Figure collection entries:
----------
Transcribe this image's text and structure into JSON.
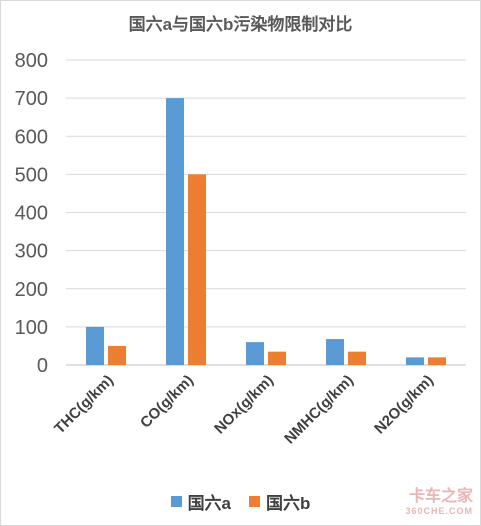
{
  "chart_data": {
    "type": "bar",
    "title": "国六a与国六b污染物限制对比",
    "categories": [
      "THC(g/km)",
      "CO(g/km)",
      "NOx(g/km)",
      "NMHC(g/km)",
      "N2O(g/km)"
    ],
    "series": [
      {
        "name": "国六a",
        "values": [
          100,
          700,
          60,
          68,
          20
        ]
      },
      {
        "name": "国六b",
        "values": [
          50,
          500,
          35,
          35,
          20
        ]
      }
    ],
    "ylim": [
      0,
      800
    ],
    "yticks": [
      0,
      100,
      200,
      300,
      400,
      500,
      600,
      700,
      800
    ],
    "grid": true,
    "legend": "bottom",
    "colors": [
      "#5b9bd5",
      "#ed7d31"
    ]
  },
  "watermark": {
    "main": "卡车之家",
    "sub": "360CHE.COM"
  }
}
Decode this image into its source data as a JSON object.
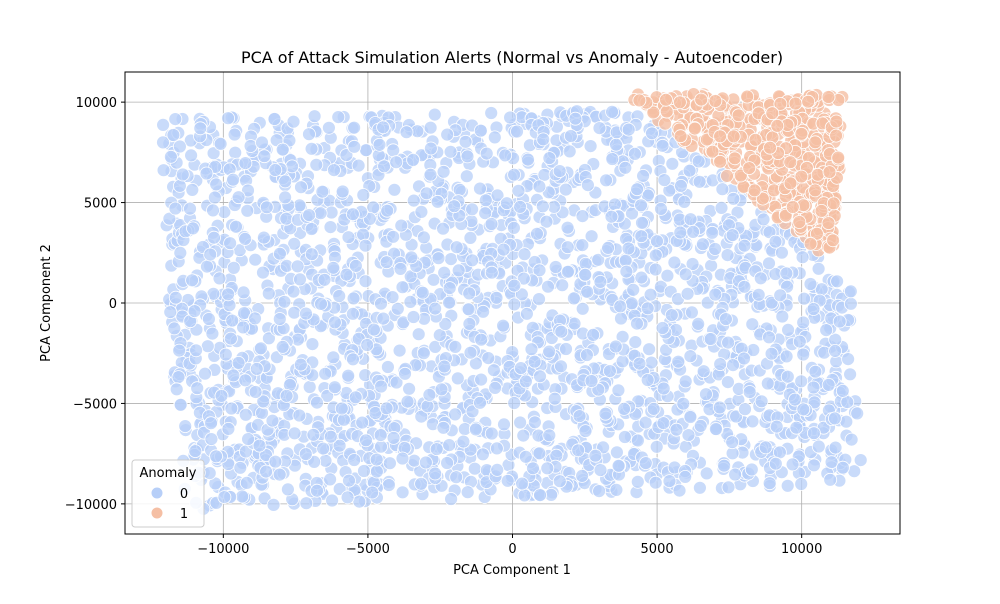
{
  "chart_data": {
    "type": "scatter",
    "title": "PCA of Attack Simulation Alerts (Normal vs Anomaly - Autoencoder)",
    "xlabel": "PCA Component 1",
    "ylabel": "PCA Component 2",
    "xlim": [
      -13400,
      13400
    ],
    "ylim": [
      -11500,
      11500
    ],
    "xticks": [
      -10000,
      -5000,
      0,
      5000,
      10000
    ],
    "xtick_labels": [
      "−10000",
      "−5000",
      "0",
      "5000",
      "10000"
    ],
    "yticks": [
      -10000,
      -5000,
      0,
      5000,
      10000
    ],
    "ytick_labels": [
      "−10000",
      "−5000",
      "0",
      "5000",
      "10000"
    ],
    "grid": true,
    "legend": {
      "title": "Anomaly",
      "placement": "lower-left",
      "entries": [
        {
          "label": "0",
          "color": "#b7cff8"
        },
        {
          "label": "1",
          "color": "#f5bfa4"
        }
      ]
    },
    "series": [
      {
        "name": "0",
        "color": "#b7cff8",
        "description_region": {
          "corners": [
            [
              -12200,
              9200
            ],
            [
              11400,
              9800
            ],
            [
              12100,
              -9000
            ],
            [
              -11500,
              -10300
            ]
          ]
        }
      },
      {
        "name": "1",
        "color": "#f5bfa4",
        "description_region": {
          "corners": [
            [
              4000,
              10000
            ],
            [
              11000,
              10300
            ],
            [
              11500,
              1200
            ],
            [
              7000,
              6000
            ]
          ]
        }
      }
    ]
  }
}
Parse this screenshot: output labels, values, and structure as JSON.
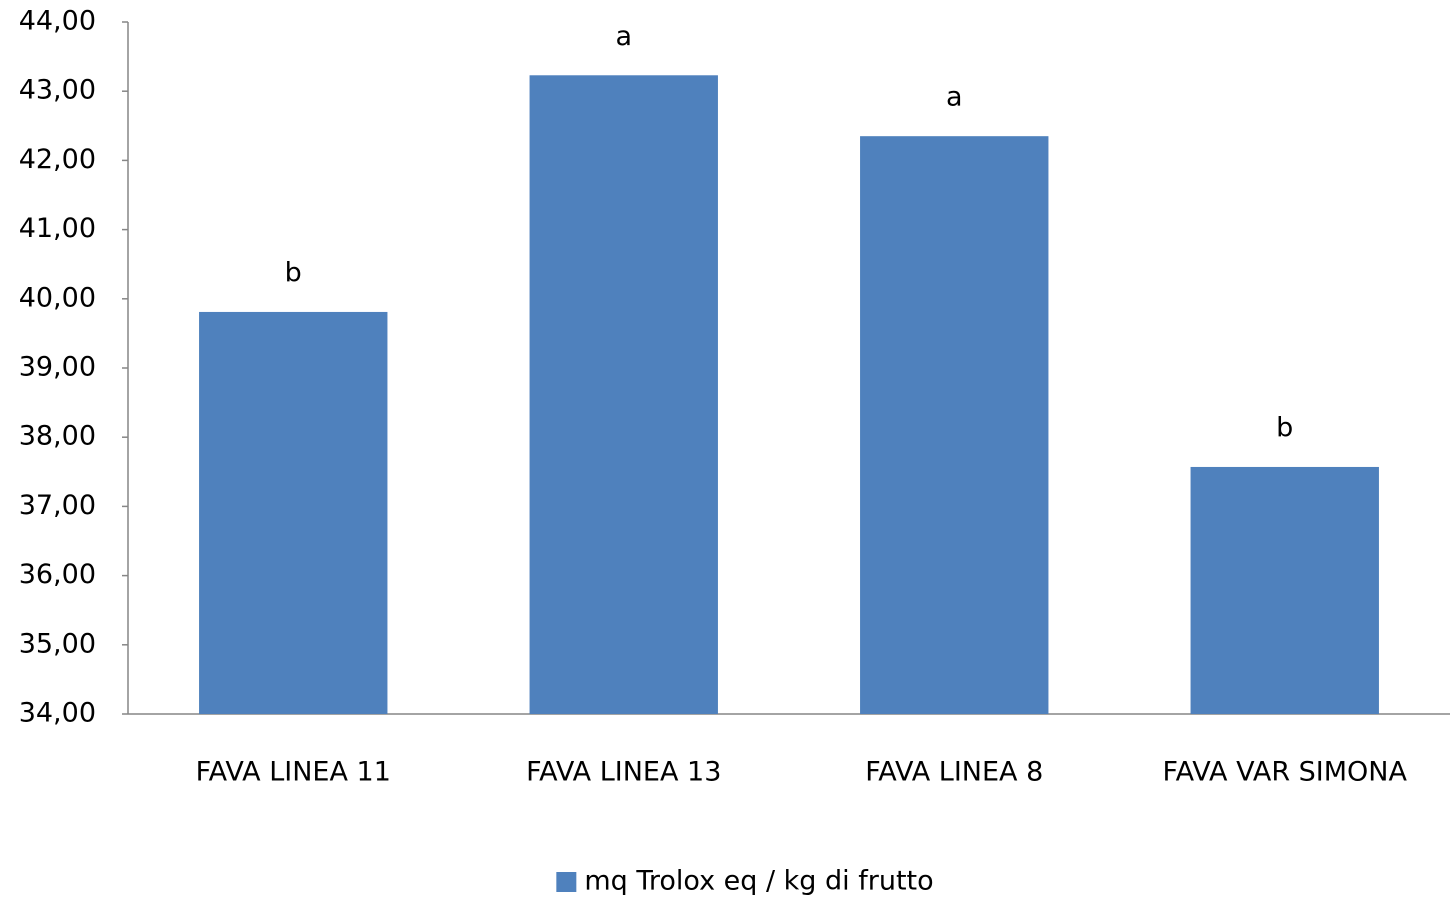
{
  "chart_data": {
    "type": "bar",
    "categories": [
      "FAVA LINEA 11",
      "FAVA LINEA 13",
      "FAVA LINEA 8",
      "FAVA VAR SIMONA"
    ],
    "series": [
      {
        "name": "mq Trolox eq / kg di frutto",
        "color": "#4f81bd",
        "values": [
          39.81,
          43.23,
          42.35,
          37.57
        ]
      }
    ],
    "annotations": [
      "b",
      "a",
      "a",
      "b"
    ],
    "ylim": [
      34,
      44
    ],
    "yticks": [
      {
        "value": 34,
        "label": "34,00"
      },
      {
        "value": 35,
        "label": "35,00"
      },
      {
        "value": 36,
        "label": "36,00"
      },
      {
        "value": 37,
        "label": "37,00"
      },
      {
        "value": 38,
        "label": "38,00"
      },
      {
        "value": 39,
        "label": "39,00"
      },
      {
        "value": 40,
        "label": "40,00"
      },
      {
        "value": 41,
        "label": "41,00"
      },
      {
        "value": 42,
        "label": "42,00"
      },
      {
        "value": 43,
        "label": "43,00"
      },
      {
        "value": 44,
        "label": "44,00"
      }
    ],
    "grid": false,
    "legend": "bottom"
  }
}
----------
[Short problem] What number of lines in the records contain the word "FAVA"? Answer with that number alone.

[Answer below] 4